Excerpted records.
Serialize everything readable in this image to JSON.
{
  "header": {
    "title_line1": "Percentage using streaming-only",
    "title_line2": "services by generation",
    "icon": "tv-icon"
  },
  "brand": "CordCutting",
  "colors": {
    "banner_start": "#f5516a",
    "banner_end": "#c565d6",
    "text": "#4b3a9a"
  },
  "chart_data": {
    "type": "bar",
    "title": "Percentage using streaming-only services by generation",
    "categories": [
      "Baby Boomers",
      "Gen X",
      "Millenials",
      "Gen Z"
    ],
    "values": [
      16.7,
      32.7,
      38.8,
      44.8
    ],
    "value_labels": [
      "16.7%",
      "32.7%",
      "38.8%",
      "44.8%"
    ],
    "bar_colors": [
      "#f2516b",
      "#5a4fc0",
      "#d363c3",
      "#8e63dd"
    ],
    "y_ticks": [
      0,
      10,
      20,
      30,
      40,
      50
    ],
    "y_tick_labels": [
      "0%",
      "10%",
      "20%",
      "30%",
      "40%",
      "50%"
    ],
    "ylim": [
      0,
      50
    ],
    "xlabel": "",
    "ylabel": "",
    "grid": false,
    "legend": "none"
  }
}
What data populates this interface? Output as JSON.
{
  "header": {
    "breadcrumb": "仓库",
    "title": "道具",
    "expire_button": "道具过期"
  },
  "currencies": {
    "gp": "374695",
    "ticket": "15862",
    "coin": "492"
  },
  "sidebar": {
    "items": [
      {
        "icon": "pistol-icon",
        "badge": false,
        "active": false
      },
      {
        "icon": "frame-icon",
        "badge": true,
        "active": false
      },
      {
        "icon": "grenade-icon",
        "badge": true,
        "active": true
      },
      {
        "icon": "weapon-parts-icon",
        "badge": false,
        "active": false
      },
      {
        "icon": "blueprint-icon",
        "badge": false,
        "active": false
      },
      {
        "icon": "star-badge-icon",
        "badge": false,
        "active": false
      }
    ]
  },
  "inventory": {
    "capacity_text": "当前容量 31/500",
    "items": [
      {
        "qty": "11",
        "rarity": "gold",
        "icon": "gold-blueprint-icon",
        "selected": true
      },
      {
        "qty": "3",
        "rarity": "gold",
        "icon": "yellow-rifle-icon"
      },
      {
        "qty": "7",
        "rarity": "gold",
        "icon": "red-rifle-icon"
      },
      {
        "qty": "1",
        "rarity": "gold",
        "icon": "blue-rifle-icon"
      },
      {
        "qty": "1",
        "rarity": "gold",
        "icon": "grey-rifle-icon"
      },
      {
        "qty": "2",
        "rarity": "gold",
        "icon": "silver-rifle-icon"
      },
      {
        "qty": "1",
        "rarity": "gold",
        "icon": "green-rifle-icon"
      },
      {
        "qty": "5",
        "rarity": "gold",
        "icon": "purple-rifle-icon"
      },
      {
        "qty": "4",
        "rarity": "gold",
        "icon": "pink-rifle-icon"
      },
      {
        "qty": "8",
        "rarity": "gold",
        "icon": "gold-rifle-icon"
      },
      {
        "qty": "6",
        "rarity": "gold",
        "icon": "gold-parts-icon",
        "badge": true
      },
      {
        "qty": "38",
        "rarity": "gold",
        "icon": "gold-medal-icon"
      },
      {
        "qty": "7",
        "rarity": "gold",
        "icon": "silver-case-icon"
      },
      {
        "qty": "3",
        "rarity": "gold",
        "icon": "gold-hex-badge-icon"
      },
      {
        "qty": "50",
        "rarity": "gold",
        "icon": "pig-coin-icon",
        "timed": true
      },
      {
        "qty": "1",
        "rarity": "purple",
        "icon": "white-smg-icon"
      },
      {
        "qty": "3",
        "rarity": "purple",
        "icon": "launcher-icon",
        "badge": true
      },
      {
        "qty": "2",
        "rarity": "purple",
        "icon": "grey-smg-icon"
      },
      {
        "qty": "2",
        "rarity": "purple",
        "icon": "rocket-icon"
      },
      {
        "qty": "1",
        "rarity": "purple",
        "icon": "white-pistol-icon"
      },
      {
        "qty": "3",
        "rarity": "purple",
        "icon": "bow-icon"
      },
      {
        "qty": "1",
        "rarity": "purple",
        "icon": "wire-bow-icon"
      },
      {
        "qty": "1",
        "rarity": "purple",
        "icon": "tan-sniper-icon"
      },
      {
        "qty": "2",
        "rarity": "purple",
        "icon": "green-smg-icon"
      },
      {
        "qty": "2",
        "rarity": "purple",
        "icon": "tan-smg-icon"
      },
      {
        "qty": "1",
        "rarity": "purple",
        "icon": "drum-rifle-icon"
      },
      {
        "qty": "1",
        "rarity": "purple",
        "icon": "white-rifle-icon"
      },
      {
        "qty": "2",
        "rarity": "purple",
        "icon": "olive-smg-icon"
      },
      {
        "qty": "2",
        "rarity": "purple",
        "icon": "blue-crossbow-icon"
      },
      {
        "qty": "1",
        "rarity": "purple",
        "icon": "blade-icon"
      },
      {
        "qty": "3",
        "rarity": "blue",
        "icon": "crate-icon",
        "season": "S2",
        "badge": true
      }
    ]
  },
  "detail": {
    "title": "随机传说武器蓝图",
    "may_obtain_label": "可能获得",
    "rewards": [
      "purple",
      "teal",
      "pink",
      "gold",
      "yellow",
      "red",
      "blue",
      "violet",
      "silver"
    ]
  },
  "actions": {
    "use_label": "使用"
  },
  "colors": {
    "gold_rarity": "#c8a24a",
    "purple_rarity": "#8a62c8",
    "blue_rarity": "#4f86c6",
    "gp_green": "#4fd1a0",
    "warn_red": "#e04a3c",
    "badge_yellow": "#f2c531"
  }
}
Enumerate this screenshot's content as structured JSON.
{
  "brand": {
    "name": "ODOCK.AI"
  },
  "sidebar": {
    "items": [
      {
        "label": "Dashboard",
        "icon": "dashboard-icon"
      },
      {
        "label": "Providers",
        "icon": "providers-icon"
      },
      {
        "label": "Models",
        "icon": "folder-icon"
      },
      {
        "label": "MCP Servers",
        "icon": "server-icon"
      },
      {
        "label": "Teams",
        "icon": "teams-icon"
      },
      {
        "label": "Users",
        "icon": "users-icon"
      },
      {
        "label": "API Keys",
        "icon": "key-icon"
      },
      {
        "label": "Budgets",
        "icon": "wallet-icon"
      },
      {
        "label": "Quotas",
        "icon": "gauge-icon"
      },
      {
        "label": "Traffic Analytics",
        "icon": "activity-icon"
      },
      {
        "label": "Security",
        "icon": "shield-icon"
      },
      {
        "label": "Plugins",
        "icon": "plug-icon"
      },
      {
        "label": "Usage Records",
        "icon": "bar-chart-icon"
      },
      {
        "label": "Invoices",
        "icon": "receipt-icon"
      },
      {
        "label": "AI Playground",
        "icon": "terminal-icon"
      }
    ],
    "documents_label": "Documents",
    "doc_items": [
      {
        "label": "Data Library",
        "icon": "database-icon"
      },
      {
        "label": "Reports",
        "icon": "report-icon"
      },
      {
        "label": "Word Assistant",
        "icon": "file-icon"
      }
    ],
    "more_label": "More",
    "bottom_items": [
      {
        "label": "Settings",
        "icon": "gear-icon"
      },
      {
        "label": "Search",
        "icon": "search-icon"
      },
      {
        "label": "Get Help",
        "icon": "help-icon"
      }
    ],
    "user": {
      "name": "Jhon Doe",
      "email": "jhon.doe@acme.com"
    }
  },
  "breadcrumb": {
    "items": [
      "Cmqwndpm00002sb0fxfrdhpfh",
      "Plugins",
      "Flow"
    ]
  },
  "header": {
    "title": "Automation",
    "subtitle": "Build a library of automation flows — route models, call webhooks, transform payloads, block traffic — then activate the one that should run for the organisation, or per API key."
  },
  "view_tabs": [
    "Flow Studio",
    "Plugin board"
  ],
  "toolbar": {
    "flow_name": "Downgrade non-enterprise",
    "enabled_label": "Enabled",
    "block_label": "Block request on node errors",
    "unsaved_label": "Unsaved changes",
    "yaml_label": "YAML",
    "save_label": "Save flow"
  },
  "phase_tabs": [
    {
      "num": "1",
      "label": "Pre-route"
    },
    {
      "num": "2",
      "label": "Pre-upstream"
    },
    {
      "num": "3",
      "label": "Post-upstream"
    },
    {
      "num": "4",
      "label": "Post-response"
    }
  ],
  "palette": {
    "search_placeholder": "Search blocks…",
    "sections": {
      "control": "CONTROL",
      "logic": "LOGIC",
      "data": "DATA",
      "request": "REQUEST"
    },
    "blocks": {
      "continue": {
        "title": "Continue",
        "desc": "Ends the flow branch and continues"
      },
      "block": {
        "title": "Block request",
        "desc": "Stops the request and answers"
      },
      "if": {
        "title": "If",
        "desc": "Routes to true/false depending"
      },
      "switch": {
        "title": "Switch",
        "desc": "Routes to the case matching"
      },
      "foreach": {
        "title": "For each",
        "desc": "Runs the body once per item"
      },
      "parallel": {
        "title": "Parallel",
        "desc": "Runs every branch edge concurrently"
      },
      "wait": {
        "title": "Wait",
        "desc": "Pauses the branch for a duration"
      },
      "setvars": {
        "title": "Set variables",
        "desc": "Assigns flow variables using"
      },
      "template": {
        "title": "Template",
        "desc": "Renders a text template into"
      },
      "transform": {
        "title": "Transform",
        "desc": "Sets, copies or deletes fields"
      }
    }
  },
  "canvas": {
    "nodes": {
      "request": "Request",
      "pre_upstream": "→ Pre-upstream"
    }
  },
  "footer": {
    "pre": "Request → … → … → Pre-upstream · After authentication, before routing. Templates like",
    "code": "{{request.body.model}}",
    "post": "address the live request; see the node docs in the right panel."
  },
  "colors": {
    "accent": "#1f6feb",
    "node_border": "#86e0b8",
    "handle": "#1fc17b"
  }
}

Set exercise. Which lines above contain "blocks"? Show each of them.

Answer for the task.
    "search_placeholder": "Search blocks…",
    "blocks": {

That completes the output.